Your goal: Transcribe the listing exactly, leaving out every picture.
——————————
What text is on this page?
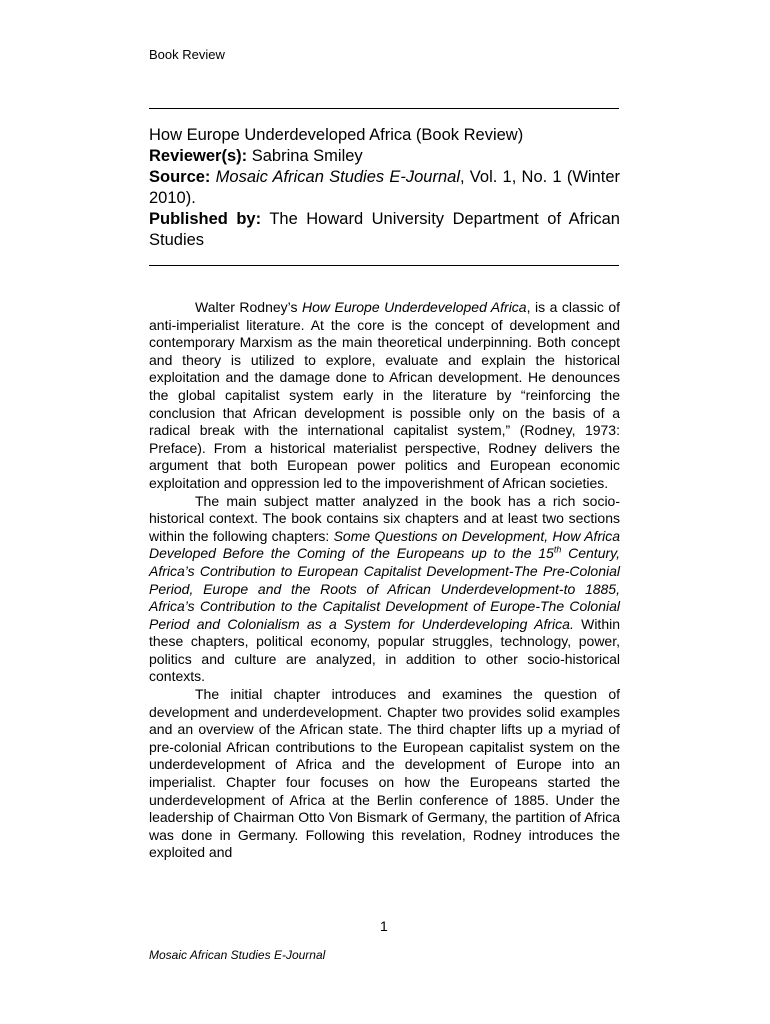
Book Review
How Europe Underdeveloped Africa (Book Review)
Reviewer(s): Sabrina Smiley
Source: Mosaic African Studies E-Journal, Vol. 1, No. 1 (Winter 2010).
Published by: The Howard University Department of African Studies

Walter Rodney’s How Europe Underdeveloped Africa, is a classic of anti-imperialist literature. At the core is the concept of development and contemporary Marxism as the main theoretical underpinning. Both concept and theory is utilized to explore, evaluate and explain the historical exploitation and the damage done to African development. He denounces the global capitalist system early in the literature by “reinforcing the conclusion that African development is possible only on the basis of a radical break with the international capitalist system,” (Rodney, 1973: Preface). From a historical materialist perspective, Rodney delivers the argument that both European power politics and European economic exploitation and oppression led to the impoverishment of African societies.

The main subject matter analyzed in the book has a rich socio-historical context. The book contains six chapters and at least two sections within the following chapters: Some Questions on Development, How Africa Developed Before the Coming of the Europeans up to the 15th Century, Africa’s Contribution to European Capitalist Development-The Pre-Colonial Period, Europe and the Roots of African Underdevelopment-to 1885, Africa’s Contribution to the Capitalist Development of Europe-The Colonial Period and Colonialism as a System for Underdeveloping Africa. Within these chapters, political economy, popular struggles, technology, power, politics and culture are analyzed, in addition to other socio-historical contexts.

The initial chapter introduces and examines the question of development and underdevelopment. Chapter two provides solid examples and an overview of the African state. The third chapter lifts up a myriad of pre-colonial African contributions to the European capitalist system on the underdevelopment of Africa and the development of Europe into an imperialist. Chapter four focuses on how the Europeans started the underdevelopment of Africa at the Berlin conference of 1885. Under the leadership of Chairman Otto Von Bismark of Germany, the partition of Africa was done in Germany. Following this revelation, Rodney introduces the exploited and

1
Mosaic African Studies E-Journal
——————————
Response to this task:
What text is on this page?
Book Review
How Europe Underdeveloped Africa (Book Review)
Reviewer(s): Sabrina Smiley
Source: Mosaic African Studies E-Journal, Vol. 1, No. 1 (Winter 2010).
Published by: The Howard University Department of African Studies

Walter Rodney’s How Europe Underdeveloped Africa, is a classic of anti-imperialist literature. At the core is the concept of development and contemporary Marxism as the main theoretical underpinning. Both concept and theory is utilized to explore, evaluate and explain the historical exploitation and the damage done to African development. He denounces the global capitalist system early in the literature by “reinforcing the conclusion that African development is possible only on the basis of a radical break with the international capitalist system,” (Rodney, 1973: Preface). From a historical materialist perspective, Rodney delivers the argument that both European power politics and European economic exploitation and oppression led to the impoverishment of African societies.

The main subject matter analyzed in the book has a rich socio-historical context. The book contains six chapters and at least two sections within the following chapters: Some Questions on Development, How Africa Developed Before the Coming of the Europeans up to the 15th Century, Africa’s Contribution to European Capitalist Development-The Pre-Colonial Period, Europe and the Roots of African Underdevelopment-to 1885, Africa’s Contribution to the Capitalist Development of Europe-The Colonial Period and Colonialism as a System for Underdeveloping Africa. Within these chapters, political economy, popular struggles, technology, power, politics and culture are analyzed, in addition to other socio-historical contexts.

The initial chapter introduces and examines the question of development and underdevelopment. Chapter two provides solid examples and an overview of the African state. The third chapter lifts up a myriad of pre-colonial African contributions to the European capitalist system on the underdevelopment of Africa and the development of Europe into an imperialist. Chapter four focuses on how the Europeans started the underdevelopment of Africa at the Berlin conference of 1885. Under the leadership of Chairman Otto Von Bismark of Germany, the partition of Africa was done in Germany. Following this revelation, Rodney introduces the exploited and

1
Mosaic African Studies E-Journal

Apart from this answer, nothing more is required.